Copy the entries character for character, from the first line through the line that contains "132, 235, 152]", including both.

== DATA SHOWN

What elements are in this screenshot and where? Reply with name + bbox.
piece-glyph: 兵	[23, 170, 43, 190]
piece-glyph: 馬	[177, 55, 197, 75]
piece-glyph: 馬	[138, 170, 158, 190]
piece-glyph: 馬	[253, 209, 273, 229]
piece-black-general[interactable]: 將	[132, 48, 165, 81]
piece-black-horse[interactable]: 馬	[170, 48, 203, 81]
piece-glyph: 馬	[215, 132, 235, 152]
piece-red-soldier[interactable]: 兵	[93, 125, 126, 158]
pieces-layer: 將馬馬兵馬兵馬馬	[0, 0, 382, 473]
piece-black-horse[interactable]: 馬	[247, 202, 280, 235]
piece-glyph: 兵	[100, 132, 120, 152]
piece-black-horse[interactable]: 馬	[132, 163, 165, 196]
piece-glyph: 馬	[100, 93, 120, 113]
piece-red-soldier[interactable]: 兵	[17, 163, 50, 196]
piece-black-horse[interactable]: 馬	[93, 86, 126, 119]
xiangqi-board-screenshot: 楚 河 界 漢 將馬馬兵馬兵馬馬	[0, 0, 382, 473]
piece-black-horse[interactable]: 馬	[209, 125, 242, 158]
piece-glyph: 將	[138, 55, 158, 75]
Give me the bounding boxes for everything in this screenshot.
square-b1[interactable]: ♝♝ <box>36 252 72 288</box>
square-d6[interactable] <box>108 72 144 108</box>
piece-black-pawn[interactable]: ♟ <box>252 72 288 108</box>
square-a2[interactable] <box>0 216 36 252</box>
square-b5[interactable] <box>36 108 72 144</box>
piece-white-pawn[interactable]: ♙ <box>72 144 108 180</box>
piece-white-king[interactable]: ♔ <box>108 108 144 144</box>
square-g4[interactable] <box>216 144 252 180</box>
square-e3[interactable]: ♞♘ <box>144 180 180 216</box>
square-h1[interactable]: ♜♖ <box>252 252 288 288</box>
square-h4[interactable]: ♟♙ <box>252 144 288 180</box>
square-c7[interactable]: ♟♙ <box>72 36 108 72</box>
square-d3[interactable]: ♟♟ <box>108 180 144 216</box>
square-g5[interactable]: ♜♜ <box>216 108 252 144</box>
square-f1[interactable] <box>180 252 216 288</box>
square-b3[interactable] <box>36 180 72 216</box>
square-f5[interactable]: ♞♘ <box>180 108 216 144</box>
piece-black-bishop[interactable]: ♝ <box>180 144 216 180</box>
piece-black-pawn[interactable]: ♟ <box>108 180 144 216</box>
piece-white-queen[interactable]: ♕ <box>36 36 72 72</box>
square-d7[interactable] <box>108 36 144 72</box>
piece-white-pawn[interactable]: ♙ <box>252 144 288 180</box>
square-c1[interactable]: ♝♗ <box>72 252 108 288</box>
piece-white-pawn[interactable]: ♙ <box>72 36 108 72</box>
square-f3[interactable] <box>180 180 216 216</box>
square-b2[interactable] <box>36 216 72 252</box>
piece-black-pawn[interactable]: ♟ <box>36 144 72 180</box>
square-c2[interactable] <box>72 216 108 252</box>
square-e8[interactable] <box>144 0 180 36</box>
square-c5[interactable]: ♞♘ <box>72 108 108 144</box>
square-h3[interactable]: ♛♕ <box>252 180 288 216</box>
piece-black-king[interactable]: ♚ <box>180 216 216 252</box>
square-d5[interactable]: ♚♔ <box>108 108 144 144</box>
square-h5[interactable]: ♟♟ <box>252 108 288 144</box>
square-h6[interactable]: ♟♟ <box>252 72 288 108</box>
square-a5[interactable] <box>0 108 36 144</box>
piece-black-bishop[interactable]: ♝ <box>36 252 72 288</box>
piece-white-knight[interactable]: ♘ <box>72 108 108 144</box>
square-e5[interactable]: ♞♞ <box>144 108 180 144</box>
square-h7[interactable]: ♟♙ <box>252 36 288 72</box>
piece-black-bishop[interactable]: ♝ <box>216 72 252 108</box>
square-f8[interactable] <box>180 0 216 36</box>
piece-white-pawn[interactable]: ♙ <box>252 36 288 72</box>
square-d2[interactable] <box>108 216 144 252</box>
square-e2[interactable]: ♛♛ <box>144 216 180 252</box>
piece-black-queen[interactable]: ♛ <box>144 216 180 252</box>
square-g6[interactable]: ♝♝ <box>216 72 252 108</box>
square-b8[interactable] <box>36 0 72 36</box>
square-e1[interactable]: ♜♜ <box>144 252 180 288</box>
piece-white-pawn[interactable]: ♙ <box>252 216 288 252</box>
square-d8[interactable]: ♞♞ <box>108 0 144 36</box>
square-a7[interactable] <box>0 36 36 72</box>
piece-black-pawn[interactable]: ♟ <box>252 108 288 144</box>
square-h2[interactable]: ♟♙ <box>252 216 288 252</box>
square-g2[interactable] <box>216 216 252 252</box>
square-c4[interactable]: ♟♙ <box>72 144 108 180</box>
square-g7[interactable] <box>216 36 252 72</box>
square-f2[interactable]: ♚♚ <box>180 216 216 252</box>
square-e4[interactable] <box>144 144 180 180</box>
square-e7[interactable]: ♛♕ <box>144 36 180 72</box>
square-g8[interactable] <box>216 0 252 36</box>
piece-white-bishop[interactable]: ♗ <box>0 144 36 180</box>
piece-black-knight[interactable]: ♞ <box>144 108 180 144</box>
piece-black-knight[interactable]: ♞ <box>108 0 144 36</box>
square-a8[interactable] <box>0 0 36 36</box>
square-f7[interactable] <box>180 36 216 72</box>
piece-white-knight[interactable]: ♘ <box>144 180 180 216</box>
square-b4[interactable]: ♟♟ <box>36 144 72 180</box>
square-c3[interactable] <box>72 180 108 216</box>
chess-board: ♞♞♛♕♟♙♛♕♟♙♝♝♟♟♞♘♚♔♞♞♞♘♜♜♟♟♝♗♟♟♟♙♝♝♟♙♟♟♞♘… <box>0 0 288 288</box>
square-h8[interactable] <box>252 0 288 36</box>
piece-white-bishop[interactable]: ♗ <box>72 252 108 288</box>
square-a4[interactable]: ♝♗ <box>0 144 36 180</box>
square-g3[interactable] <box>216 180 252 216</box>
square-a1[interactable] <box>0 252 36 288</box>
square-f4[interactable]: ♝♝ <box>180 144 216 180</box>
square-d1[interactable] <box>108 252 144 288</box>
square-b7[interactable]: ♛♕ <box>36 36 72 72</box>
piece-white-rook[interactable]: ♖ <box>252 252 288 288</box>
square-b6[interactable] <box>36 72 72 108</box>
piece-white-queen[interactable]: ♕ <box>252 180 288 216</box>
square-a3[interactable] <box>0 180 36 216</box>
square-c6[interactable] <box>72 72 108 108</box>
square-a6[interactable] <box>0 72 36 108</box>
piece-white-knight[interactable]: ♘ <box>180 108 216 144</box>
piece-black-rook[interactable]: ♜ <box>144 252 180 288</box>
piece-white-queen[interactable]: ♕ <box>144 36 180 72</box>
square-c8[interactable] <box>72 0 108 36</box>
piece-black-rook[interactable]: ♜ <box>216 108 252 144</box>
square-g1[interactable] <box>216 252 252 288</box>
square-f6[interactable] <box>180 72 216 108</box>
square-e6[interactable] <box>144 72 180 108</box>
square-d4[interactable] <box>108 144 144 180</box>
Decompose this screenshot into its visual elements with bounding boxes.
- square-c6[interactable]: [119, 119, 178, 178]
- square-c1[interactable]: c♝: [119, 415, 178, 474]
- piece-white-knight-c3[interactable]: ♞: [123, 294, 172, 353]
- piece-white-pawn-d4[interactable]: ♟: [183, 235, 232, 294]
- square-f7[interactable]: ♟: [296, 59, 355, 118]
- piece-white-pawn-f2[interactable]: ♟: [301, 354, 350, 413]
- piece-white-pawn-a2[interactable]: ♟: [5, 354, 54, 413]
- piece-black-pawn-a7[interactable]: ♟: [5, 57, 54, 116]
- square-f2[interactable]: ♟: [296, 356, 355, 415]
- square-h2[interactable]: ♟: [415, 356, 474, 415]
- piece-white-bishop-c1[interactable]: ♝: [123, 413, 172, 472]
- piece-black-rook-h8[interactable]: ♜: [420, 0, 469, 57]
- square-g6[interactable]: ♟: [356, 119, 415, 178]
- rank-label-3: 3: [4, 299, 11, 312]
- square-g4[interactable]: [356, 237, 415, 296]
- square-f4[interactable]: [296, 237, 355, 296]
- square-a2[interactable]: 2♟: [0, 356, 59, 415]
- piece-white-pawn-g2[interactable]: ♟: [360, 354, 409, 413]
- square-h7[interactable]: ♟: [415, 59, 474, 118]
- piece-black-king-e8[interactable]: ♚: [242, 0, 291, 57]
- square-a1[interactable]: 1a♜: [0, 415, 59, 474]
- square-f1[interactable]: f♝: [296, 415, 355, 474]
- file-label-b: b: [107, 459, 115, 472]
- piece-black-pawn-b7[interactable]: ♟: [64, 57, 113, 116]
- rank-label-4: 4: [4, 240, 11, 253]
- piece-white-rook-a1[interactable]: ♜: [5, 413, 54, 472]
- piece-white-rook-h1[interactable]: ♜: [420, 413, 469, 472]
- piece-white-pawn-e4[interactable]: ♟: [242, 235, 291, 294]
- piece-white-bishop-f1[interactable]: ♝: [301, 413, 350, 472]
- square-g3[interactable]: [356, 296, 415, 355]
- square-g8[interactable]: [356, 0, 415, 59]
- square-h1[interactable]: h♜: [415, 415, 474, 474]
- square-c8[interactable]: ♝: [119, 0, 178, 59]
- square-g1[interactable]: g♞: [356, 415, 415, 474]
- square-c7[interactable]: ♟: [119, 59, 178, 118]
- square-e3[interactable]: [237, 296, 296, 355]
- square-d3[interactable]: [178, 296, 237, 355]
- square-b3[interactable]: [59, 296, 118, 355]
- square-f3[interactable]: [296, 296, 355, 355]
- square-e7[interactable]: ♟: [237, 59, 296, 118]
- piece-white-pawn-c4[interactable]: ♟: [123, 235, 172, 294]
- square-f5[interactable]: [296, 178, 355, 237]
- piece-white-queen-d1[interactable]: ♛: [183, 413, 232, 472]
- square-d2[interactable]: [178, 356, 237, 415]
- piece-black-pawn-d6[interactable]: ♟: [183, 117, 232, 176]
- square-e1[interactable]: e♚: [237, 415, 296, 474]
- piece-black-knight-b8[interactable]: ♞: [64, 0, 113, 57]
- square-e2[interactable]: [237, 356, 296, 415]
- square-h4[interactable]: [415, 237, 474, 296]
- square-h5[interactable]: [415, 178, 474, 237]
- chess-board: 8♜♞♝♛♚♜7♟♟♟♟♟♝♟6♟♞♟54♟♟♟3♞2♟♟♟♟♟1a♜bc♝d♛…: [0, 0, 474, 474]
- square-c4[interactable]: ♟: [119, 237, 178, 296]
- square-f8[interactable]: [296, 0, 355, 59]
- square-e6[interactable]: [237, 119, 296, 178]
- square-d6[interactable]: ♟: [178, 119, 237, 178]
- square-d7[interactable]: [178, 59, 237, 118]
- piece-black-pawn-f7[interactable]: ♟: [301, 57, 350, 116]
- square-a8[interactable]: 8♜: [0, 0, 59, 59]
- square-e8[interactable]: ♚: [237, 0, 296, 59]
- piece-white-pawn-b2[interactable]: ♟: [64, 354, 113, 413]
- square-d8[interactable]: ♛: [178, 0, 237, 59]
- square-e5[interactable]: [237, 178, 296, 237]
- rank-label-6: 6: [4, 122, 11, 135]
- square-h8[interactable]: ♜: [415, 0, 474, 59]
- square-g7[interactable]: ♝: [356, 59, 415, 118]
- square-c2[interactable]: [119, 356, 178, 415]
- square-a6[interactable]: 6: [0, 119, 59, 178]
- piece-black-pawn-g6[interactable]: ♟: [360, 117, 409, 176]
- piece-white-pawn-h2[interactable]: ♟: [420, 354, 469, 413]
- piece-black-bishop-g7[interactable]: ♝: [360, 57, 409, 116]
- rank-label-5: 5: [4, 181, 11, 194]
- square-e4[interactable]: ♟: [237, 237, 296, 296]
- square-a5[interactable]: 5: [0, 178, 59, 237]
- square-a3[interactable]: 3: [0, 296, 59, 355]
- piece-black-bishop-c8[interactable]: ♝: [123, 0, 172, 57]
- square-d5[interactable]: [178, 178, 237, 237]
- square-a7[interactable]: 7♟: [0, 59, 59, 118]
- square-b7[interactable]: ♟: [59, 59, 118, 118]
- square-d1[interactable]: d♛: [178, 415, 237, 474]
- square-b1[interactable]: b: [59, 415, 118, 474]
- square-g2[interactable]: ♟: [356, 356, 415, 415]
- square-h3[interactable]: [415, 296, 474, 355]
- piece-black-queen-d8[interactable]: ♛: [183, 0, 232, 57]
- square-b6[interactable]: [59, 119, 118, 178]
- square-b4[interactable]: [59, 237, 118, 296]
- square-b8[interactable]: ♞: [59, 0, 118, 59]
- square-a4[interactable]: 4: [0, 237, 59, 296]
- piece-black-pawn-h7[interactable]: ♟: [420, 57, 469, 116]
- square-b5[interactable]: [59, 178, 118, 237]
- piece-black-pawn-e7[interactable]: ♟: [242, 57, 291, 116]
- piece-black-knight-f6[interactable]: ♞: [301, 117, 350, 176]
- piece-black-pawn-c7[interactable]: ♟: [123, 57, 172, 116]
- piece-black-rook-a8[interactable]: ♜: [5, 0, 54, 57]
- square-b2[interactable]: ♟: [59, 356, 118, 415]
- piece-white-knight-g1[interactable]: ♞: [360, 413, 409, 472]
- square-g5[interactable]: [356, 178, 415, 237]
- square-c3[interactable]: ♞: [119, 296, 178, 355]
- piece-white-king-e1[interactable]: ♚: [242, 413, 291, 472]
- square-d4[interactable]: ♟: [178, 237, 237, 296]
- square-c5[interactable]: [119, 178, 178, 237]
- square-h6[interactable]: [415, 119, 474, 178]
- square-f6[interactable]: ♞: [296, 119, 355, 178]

====

◆ CORRECT OUTPUT:
What elements are in this screenshot and where? Reply with name + bbox.
piece-glyph: 兵	[23, 170, 43, 190]
piece-glyph: 馬	[177, 55, 197, 75]
piece-glyph: 馬	[138, 170, 158, 190]
piece-glyph: 馬	[253, 209, 273, 229]
piece-black-general[interactable]: 將	[132, 48, 165, 81]
piece-black-horse[interactable]: 馬	[170, 48, 203, 81]
piece-glyph: 馬	[215, 132, 235, 152]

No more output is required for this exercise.